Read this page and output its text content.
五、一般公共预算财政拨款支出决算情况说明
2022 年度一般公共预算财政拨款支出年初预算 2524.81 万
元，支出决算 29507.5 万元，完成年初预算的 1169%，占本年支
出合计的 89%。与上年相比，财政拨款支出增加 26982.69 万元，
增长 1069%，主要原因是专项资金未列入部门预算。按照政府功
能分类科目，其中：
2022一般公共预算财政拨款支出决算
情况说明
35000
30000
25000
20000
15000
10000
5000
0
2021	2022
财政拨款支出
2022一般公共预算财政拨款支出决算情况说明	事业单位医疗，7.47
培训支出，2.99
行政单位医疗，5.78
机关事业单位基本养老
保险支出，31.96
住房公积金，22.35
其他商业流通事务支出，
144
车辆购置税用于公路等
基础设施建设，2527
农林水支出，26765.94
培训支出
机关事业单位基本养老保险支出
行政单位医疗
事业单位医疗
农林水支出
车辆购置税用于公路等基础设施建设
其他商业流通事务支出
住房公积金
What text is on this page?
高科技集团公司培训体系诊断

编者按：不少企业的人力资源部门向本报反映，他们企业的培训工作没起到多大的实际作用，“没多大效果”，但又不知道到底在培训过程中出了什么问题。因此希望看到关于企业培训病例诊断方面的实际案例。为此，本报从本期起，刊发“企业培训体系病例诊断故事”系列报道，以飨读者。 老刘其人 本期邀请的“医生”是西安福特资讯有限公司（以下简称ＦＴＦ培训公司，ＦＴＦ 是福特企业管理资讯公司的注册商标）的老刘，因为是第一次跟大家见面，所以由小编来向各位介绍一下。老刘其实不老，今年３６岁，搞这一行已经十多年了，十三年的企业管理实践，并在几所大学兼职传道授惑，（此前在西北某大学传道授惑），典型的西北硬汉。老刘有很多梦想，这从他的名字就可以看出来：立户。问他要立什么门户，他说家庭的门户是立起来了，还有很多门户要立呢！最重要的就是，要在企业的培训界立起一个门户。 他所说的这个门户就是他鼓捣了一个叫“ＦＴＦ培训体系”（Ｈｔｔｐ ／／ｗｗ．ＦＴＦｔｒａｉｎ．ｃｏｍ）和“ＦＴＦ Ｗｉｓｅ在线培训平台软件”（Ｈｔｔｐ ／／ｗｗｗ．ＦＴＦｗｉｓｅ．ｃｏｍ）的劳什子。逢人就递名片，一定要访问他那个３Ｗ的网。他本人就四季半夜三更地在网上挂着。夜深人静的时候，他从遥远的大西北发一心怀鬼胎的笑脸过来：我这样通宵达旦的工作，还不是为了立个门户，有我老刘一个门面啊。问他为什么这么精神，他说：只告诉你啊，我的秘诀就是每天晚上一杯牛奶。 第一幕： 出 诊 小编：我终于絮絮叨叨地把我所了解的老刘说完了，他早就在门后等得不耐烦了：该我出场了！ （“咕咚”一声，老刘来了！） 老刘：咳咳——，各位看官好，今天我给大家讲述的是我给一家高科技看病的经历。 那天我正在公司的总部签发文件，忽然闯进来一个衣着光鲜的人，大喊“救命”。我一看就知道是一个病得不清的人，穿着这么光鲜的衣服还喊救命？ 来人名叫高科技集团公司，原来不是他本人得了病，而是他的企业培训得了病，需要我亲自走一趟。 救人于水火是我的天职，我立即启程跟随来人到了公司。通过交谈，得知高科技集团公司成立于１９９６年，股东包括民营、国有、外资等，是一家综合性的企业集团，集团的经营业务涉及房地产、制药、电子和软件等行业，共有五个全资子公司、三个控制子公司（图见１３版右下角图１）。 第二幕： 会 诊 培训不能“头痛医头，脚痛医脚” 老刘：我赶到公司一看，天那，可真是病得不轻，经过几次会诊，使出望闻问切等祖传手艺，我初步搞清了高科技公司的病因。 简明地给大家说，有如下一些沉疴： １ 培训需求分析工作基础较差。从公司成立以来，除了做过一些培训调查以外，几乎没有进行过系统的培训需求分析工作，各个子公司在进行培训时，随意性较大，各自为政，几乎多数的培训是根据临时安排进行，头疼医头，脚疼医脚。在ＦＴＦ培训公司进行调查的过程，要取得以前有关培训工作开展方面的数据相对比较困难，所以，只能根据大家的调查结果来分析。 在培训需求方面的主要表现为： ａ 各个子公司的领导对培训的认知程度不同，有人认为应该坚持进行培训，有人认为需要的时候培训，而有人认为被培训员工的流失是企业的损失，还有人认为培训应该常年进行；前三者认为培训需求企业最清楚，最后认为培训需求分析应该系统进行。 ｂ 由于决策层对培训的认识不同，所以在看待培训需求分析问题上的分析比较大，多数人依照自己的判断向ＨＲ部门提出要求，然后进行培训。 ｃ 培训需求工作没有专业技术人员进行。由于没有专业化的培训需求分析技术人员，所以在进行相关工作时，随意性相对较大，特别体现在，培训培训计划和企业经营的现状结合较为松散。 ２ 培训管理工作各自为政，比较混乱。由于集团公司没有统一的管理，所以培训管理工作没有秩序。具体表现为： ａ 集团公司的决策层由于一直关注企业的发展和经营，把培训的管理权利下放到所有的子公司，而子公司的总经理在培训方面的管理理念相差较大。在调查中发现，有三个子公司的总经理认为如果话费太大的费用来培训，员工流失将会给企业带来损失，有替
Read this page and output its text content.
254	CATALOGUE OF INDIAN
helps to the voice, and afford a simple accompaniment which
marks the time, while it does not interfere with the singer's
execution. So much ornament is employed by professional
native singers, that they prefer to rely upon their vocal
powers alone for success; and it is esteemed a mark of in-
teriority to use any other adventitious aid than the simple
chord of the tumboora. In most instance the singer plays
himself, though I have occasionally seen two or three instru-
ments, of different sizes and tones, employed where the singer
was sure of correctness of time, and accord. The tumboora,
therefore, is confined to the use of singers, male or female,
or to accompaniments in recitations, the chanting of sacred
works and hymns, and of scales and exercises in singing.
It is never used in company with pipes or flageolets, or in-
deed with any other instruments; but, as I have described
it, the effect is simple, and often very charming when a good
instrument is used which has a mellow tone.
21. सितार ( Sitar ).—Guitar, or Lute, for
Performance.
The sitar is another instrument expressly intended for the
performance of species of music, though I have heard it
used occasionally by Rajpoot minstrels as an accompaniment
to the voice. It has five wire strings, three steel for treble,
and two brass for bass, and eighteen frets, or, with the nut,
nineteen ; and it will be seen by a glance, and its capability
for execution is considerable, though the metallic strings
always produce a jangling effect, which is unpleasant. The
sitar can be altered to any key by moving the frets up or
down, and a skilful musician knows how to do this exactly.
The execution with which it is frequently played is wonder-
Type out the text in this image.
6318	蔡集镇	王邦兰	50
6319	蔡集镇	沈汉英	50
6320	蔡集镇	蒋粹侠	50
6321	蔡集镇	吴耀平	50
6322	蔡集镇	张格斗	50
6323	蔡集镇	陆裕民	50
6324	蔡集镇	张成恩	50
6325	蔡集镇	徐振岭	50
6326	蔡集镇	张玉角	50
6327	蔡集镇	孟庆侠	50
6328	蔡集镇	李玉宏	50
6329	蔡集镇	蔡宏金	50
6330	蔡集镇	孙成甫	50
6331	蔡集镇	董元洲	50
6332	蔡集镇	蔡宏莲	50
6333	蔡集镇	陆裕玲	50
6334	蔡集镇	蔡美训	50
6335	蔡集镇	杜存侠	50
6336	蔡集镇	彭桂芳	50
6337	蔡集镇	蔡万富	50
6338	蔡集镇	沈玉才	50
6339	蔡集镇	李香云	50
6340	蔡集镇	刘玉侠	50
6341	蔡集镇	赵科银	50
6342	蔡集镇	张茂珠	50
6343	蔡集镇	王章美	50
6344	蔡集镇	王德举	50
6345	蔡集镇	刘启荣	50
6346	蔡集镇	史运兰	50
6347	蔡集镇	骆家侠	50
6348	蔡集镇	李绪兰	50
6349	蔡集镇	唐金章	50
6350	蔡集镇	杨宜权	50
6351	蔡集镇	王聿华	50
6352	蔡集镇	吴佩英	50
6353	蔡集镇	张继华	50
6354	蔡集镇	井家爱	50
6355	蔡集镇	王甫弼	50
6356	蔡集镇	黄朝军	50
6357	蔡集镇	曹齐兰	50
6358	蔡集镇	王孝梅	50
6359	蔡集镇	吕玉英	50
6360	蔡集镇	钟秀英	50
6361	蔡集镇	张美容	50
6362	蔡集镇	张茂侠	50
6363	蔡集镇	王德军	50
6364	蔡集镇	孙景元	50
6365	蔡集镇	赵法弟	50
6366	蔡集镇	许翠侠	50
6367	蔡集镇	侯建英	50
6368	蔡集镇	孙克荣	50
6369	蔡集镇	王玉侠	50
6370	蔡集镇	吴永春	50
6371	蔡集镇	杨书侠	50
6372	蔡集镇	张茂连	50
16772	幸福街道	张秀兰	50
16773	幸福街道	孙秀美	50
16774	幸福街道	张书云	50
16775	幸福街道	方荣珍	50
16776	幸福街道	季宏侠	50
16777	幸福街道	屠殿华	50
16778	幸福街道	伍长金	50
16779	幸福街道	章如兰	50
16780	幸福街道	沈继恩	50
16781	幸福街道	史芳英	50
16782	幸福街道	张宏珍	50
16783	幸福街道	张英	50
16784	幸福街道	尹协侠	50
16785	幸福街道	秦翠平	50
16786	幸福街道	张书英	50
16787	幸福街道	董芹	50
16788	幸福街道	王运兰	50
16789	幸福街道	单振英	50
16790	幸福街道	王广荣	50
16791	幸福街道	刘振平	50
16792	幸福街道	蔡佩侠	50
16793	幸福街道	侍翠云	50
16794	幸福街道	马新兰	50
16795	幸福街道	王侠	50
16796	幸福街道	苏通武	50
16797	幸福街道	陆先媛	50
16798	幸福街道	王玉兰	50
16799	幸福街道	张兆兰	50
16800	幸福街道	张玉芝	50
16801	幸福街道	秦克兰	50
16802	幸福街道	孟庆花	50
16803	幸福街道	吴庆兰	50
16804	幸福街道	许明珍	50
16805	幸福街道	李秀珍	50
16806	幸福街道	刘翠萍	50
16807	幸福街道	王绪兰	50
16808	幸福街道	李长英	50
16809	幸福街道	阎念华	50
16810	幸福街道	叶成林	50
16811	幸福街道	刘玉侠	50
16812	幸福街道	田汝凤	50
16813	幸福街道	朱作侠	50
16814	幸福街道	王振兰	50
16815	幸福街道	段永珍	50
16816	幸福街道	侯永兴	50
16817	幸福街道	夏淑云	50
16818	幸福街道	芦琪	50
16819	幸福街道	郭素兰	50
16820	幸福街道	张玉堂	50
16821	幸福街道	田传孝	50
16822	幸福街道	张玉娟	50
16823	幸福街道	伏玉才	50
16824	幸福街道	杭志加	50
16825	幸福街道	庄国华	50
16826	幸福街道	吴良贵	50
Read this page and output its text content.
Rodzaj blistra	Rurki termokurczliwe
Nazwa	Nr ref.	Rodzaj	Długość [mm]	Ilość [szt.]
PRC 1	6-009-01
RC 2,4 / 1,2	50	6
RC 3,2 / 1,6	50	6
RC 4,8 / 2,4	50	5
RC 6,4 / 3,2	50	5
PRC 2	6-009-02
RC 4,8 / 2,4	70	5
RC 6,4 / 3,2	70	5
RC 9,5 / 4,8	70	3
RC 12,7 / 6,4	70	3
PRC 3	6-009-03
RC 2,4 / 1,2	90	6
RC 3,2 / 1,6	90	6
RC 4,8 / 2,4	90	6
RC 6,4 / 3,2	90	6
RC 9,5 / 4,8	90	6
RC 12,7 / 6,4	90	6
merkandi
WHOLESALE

==========

◆ Exercise requirements ◆
Look over the material above and show each line where "voice" appears.

◆ Worked solution ◆
helps to the voice, and afford a simple accompaniment which
to the voice. It has five wire strings, three steel for treble,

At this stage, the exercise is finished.